Dataset records:
·····
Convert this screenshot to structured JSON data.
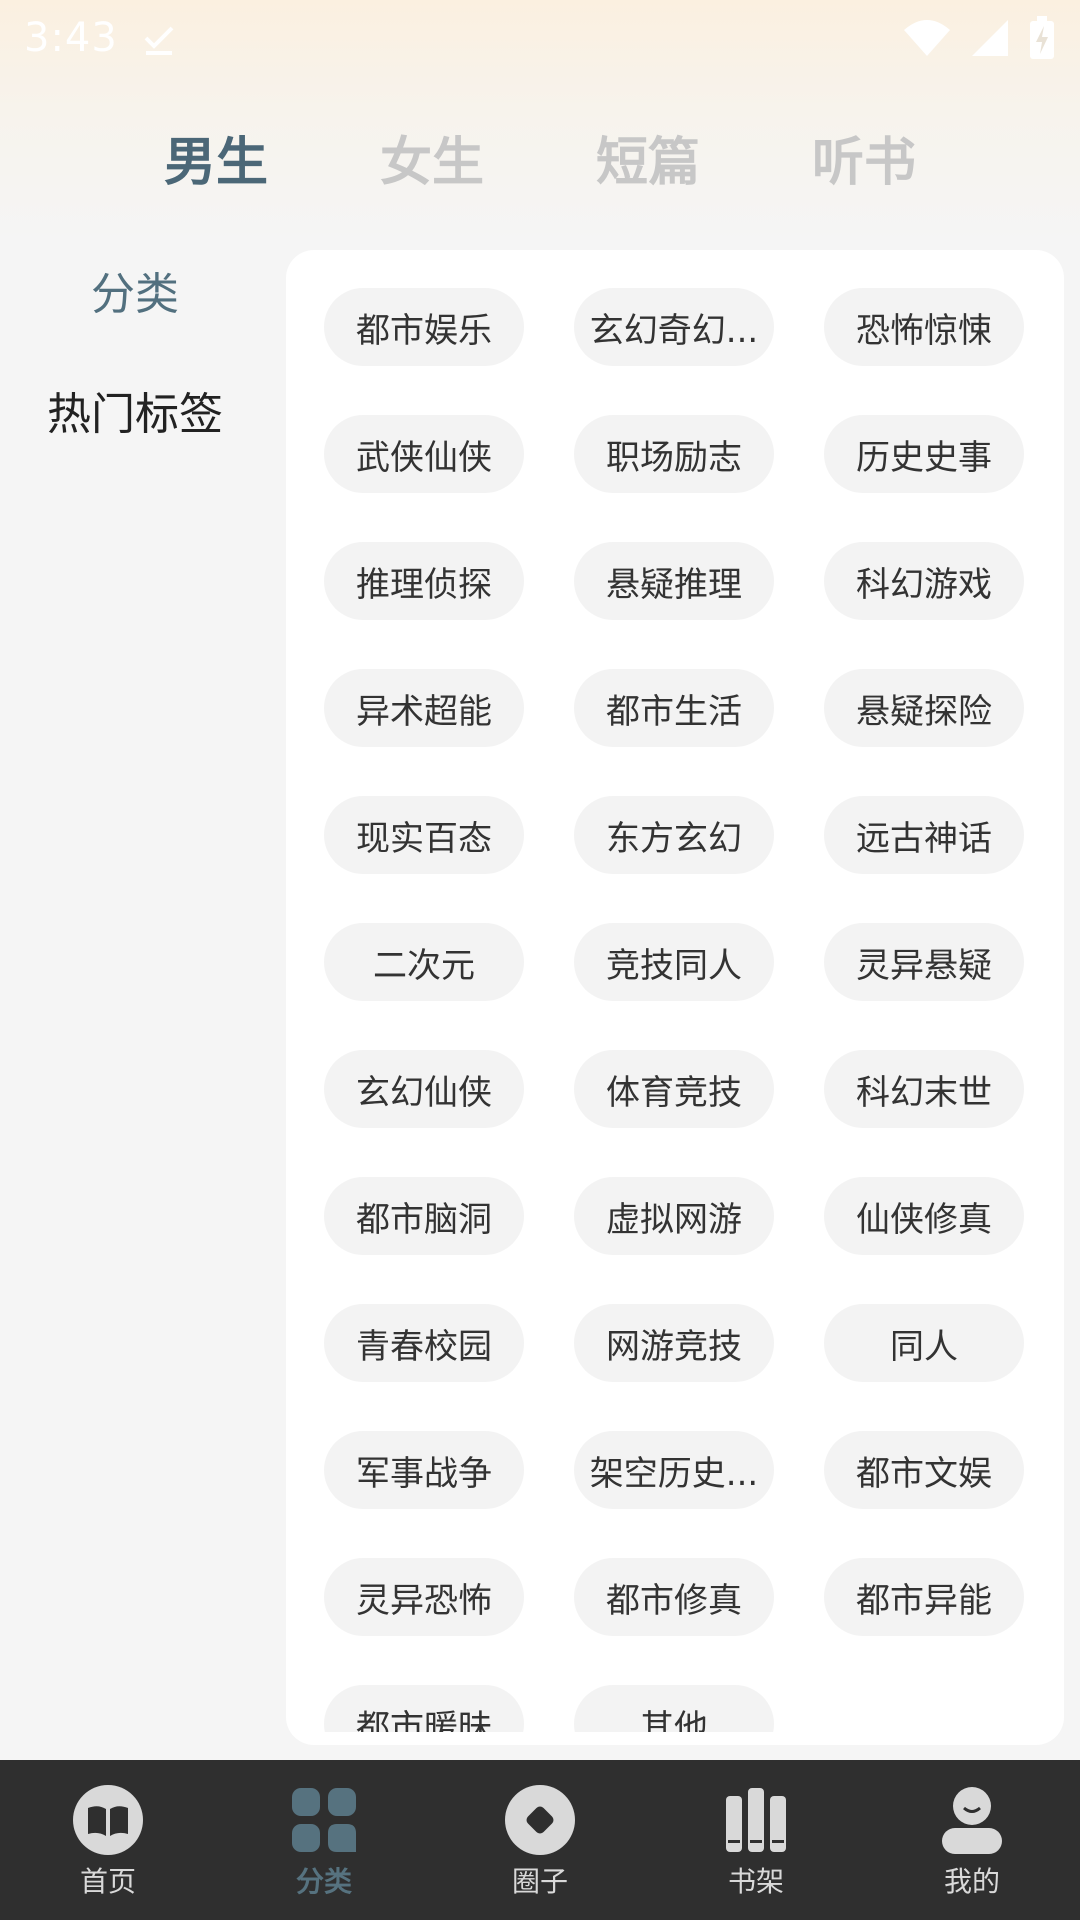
{
  "status": {
    "time": "3:43"
  },
  "top_tabs": [
    {
      "label": "男生",
      "active": true
    },
    {
      "label": "女生",
      "active": false
    },
    {
      "label": "短篇",
      "active": false
    },
    {
      "label": "听书",
      "active": false
    }
  ],
  "side_nav": [
    {
      "label": "分类",
      "active": true
    },
    {
      "label": "热门标签",
      "active": false
    }
  ],
  "tags": [
    "都市娱乐",
    "玄幻奇幻...",
    "恐怖惊悚",
    "武侠仙侠",
    "职场励志",
    "历史史事",
    "推理侦探",
    "悬疑推理",
    "科幻游戏",
    "异术超能",
    "都市生活",
    "悬疑探险",
    "现实百态",
    "东方玄幻",
    "远古神话",
    "二次元",
    "竞技同人",
    "灵异悬疑",
    "玄幻仙侠",
    "体育竞技",
    "科幻末世",
    "都市脑洞",
    "虚拟网游",
    "仙侠修真",
    "青春校园",
    "网游竞技",
    "同人",
    "军事战争",
    "架空历史...",
    "都市文娱",
    "灵异恐怖",
    "都市修真",
    "都市异能",
    "都市暖昧",
    "其他"
  ],
  "bottom_nav": [
    {
      "label": "首页",
      "icon": "book-icon",
      "active": false
    },
    {
      "label": "分类",
      "icon": "grid-icon",
      "active": true
    },
    {
      "label": "圈子",
      "icon": "circle-icon",
      "active": false
    },
    {
      "label": "书架",
      "icon": "bookshelf-icon",
      "active": false
    },
    {
      "label": "我的",
      "icon": "user-icon",
      "active": false
    }
  ],
  "colors": {
    "accent": "#4b6777",
    "tab_inactive": "#c7c7c7",
    "nav_bg": "#2f2f2f",
    "tag_bg": "#f3f3f3"
  }
}
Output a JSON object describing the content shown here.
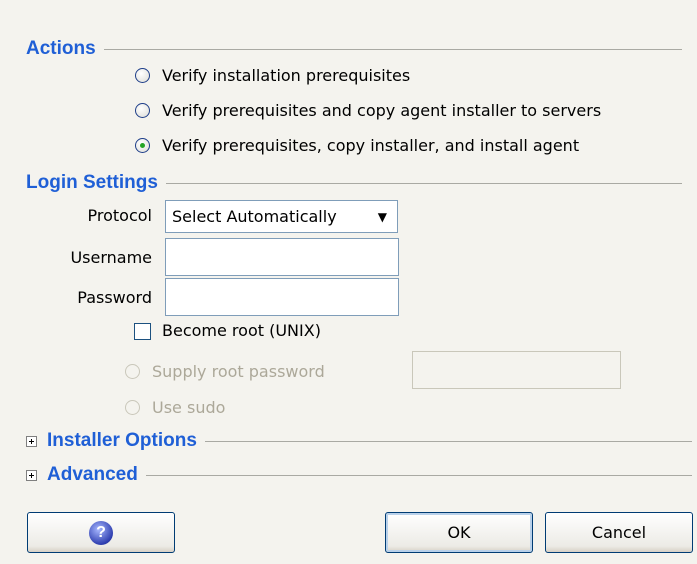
{
  "actions": {
    "title": "Actions",
    "options": [
      {
        "label": "Verify installation prerequisites",
        "checked": false
      },
      {
        "label": "Verify prerequisites and copy agent installer to servers",
        "checked": false
      },
      {
        "label": "Verify prerequisites, copy installer, and install agent",
        "checked": true
      }
    ]
  },
  "login": {
    "title": "Login Settings",
    "protocol_label": "Protocol",
    "protocol_value": "Select Automatically",
    "username_label": "Username",
    "username_value": "",
    "password_label": "Password",
    "password_value": "",
    "become_root_label": "Become root (UNIX)",
    "become_root_checked": false,
    "supply_root_password_label": "Supply root password",
    "root_password_value": "",
    "use_sudo_label": "Use sudo"
  },
  "installer_options": {
    "title": "Installer Options",
    "expanded": false
  },
  "advanced": {
    "title": "Advanced",
    "expanded": false
  },
  "buttons": {
    "help_icon": "question-mark",
    "ok_label": "OK",
    "cancel_label": "Cancel"
  },
  "colors": {
    "section_title": "#1f5fd6",
    "background": "#f4f3ee",
    "radio_selected_dot": "#23a423",
    "disabled_text": "#aca899"
  }
}
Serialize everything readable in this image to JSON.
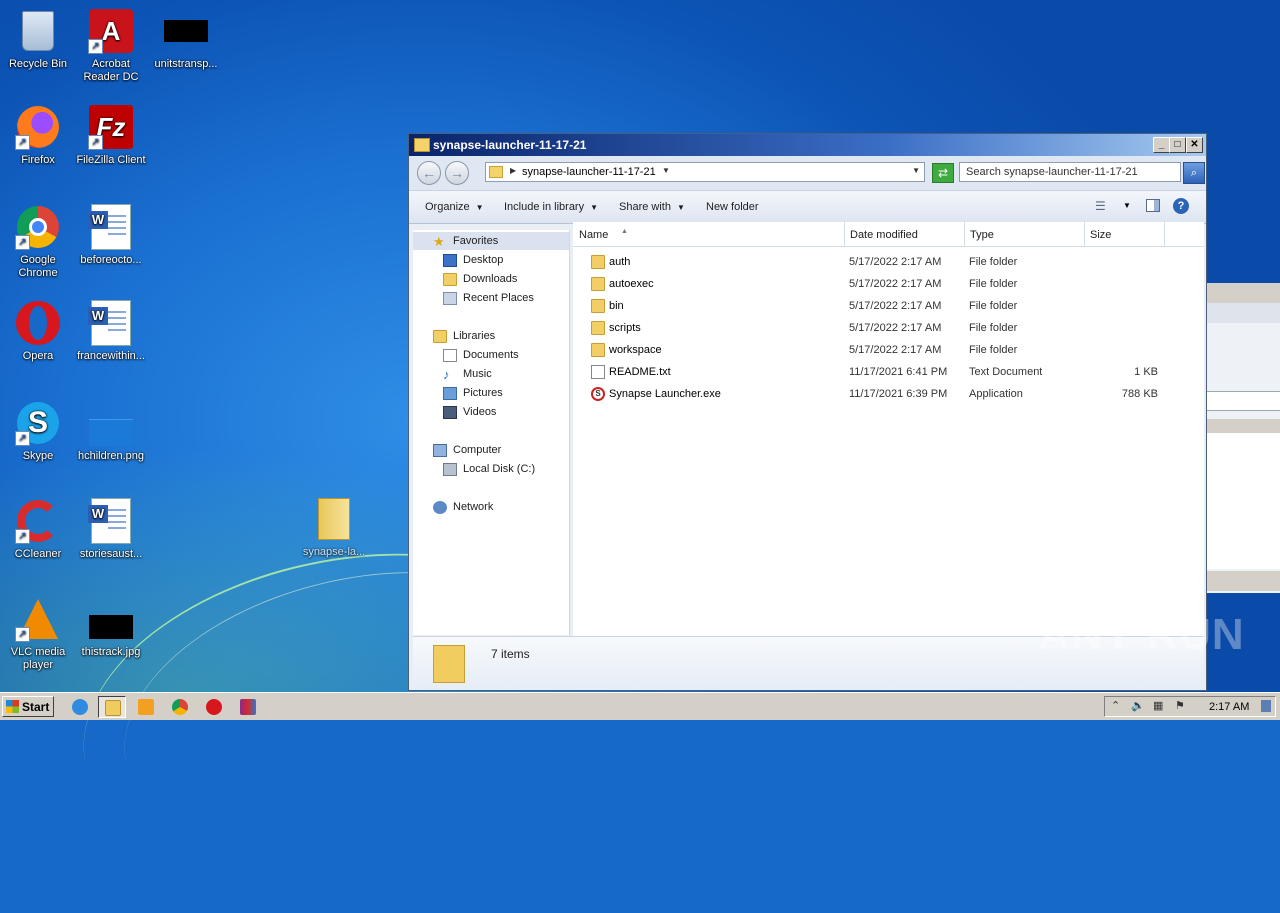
·····
* _Requirements_: Set down every record once more, word for word, without pictures.

* _Task result_:
Convert this screenshot to structured JSON data.
{
  "status": {
    "time": "3:43"
  },
  "top_tabs": [
    {
      "label": "男生",
      "active": true
    },
    {
      "label": "女生",
      "active": false
    },
    {
      "label": "短篇",
      "active": false
    },
    {
      "label": "听书",
      "active": false
    }
  ],
  "side_nav": [
    {
      "label": "分类",
      "active": true
    },
    {
      "label": "热门标签",
      "active": false
    }
  ],
  "tags": [
    "都市娱乐",
    "玄幻奇幻...",
    "恐怖惊悚",
    "武侠仙侠",
    "职场励志",
    "历史史事",
    "推理侦探",
    "悬疑推理",
    "科幻游戏",
    "异术超能",
    "都市生活",
    "悬疑探险",
    "现实百态",
    "东方玄幻",
    "远古神话",
    "二次元",
    "竞技同人",
    "灵异悬疑",
    "玄幻仙侠",
    "体育竞技",
    "科幻末世",
    "都市脑洞",
    "虚拟网游",
    "仙侠修真",
    "青春校园",
    "网游竞技",
    "同人",
    "军事战争",
    "架空历史...",
    "都市文娱",
    "灵异恐怖",
    "都市修真",
    "都市异能",
    "都市暖昧",
    "其他"
  ],
  "bottom_nav": [
    {
      "label": "首页",
      "icon": "book-icon",
      "active": false
    },
    {
      "label": "分类",
      "icon": "grid-icon",
      "active": true
    },
    {
      "label": "圈子",
      "icon": "circle-icon",
      "active": false
    },
    {
      "label": "书架",
      "icon": "bookshelf-icon",
      "active": false
    },
    {
      "label": "我的",
      "icon": "user-icon",
      "active": false
    }
  ],
  "colors": {
    "accent": "#4b6777",
    "tab_inactive": "#c7c7c7",
    "nav_bg": "#2f2f2f",
    "tag_bg": "#f3f3f3"
  }
}
Output a JSON object describing the content shown here.
{
  "actions": {
    "title": "Actions",
    "options": [
      {
        "label": "Verify installation prerequisites",
        "checked": false
      },
      {
        "label": "Verify prerequisites and copy agent installer to servers",
        "checked": false
      },
      {
        "label": "Verify prerequisites, copy installer, and install agent",
        "checked": true
      }
    ]
  },
  "login": {
    "title": "Login Settings",
    "protocol_label": "Protocol",
    "protocol_value": "Select Automatically",
    "username_label": "Username",
    "username_value": "",
    "password_label": "Password",
    "password_value": "",
    "become_root_label": "Become root (UNIX)",
    "become_root_checked": false,
    "supply_root_password_label": "Supply root password",
    "root_password_value": "",
    "use_sudo_label": "Use sudo"
  },
  "installer_options": {
    "title": "Installer Options",
    "expanded": false
  },
  "advanced": {
    "title": "Advanced",
    "expanded": false
  },
  "buttons": {
    "help_icon": "question-mark",
    "ok_label": "OK",
    "cancel_label": "Cancel"
  },
  "colors": {
    "section_title": "#1f5fd6",
    "background": "#f4f3ee",
    "radio_selected_dot": "#23a423",
    "disabled_text": "#aca899"
  }
}
Serialize everything readable in this image to JSON.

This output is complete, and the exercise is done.